WHAT YOU ARE ASKED TO DO — Set out each line from the following listing that includes the word "color".
-- BEGIN MATERIAL FOR THIS TASK --
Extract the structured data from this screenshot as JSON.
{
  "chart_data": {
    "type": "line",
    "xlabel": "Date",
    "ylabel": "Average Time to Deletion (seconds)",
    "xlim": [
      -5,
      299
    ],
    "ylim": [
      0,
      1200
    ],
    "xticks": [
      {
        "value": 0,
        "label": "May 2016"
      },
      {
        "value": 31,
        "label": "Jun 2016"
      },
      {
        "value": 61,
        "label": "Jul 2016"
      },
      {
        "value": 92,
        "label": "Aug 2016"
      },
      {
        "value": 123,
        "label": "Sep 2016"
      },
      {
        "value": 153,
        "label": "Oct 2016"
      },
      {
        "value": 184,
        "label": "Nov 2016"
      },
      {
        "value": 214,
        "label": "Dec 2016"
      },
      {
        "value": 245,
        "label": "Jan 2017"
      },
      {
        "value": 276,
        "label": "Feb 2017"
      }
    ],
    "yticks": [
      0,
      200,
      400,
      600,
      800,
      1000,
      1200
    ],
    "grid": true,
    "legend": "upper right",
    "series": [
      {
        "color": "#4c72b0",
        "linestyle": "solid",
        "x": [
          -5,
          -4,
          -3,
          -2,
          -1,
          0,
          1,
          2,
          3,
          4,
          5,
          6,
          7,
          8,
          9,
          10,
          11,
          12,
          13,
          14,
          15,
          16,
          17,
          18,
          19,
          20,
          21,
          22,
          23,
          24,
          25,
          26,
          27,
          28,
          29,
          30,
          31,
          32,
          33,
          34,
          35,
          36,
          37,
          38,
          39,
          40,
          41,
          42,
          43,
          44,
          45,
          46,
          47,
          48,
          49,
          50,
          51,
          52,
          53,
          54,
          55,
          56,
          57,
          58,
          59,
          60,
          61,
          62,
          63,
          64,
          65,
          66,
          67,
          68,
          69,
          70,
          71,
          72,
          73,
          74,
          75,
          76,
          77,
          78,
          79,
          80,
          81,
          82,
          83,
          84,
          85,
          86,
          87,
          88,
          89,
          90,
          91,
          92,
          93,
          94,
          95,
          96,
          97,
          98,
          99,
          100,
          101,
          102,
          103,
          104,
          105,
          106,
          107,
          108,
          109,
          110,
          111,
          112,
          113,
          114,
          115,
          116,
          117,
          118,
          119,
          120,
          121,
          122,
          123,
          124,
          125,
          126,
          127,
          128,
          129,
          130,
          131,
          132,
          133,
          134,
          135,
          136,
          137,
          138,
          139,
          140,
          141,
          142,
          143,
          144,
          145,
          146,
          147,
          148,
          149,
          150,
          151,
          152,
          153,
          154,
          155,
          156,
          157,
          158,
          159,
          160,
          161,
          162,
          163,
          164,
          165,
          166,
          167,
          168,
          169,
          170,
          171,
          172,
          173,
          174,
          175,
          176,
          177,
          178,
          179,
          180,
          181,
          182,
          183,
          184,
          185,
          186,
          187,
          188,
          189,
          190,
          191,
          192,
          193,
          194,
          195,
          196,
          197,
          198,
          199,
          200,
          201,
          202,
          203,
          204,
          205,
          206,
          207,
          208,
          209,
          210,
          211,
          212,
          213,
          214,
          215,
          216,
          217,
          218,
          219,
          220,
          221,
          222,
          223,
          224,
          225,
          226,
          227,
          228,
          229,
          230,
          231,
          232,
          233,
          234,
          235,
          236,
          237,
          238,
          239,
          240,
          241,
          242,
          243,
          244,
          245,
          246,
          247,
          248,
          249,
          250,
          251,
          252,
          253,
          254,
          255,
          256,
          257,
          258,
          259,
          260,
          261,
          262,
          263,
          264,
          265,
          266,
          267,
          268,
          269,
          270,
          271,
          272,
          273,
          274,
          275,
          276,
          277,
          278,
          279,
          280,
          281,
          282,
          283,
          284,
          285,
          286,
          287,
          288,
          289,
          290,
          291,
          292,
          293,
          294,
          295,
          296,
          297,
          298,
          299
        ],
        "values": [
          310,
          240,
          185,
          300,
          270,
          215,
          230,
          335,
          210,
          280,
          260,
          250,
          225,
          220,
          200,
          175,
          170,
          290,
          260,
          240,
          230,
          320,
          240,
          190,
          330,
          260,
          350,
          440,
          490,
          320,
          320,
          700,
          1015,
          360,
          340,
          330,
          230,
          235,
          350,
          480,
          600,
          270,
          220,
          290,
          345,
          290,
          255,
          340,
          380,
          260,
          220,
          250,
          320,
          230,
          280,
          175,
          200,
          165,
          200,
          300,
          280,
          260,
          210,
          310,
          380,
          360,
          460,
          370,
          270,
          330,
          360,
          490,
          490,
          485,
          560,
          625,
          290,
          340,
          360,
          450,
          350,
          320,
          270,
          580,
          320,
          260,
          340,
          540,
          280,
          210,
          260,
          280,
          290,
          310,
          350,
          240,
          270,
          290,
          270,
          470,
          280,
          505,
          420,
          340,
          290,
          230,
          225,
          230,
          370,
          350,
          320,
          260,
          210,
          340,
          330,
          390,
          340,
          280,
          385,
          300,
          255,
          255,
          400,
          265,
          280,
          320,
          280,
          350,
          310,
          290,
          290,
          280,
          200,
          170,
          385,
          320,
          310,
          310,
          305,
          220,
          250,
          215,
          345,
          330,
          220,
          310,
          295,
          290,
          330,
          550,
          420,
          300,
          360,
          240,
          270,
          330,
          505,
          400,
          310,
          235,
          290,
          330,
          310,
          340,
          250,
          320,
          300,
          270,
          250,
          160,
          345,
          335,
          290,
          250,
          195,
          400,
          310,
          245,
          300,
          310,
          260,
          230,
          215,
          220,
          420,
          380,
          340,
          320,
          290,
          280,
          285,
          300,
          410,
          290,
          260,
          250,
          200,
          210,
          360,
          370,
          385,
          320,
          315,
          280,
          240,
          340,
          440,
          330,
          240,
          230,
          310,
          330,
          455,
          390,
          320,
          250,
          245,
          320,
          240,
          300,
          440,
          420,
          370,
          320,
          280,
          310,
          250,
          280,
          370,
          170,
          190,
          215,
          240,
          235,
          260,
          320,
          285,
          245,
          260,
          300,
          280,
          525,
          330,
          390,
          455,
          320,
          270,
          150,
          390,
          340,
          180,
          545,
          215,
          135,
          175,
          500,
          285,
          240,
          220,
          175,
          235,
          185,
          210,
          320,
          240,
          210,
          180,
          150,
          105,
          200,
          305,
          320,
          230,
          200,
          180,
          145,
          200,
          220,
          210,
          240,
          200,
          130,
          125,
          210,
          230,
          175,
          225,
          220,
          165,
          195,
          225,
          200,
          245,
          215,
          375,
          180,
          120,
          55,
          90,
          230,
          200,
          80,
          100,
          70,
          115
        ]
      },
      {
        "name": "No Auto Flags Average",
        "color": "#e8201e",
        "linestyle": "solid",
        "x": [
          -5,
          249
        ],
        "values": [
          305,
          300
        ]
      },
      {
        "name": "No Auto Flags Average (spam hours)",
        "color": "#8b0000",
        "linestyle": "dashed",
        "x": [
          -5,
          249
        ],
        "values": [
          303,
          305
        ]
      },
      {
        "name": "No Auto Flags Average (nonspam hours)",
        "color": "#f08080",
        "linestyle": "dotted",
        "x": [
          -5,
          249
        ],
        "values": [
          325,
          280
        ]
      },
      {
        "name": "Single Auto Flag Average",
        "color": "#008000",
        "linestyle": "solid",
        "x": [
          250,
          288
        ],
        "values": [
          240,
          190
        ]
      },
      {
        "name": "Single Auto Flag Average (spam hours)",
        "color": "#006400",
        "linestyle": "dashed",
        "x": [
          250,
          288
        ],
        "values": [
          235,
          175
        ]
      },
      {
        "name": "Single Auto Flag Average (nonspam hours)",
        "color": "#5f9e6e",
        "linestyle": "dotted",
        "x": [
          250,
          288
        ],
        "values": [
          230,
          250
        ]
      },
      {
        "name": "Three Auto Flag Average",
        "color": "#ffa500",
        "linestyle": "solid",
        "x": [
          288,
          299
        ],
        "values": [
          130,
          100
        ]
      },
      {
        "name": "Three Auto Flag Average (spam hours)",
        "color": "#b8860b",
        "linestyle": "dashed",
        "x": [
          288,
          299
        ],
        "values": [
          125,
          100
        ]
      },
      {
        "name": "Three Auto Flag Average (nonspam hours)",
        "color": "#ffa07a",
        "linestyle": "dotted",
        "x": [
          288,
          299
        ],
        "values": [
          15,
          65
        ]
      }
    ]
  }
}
-- END MATERIAL FOR THIS TASK --
ANSWER IN FULL —
        "color": "#4c72b0",
        "color": "#e8201e",
        "color": "#8b0000",
        "color": "#f08080",
        "color": "#008000",
        "color": "#006400",
        "color": "#5f9e6e",
        "color": "#ffa500",
        "color": "#b8860b",
        "color": "#ffa07a",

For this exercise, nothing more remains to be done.